Written request — Track down the lines that contain "如图所示" and copy them.
** Begin **
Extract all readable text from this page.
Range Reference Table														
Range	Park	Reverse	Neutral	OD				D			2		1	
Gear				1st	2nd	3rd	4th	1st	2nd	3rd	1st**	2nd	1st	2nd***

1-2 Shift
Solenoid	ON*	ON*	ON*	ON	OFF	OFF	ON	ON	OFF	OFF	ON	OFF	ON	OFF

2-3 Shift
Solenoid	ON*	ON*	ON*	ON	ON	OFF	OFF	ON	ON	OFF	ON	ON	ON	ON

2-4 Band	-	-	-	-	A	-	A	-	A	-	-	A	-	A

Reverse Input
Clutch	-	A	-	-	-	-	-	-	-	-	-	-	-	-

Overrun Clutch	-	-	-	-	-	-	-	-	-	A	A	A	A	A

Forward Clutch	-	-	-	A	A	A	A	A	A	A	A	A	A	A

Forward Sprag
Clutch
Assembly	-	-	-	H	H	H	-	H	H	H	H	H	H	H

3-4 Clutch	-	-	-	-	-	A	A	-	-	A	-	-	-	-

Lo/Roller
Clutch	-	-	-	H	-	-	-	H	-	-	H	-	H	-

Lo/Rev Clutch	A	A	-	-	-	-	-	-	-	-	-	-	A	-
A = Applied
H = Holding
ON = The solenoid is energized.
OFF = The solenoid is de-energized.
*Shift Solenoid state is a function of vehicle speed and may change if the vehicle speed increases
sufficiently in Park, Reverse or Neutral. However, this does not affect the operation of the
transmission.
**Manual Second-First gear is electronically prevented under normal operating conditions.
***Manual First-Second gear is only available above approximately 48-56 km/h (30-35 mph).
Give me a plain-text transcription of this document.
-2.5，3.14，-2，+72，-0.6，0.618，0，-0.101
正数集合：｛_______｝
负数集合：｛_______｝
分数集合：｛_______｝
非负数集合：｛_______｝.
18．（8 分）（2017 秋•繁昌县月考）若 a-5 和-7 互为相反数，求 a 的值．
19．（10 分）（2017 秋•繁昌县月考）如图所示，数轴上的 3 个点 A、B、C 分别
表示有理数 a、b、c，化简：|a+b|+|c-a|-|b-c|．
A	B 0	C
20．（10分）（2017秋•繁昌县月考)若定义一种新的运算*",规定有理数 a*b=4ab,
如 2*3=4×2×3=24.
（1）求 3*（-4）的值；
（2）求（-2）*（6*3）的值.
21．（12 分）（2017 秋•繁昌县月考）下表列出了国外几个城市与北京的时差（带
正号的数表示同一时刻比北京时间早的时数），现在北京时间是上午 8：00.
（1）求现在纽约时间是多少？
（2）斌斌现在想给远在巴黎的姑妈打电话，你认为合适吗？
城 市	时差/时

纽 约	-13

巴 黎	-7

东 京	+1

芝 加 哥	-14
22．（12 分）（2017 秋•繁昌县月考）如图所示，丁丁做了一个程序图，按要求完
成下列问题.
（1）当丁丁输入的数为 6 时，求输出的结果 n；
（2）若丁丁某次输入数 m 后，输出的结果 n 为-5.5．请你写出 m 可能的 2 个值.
** End **
Solved exercise —
19．（10 分）（2017 秋•繁昌县月考）如图所示，数轴上的 3 个点 A、B、C 分别
22．（12 分）（2017 秋•繁昌县月考）如图所示，丁丁做了一个程序图，按要求完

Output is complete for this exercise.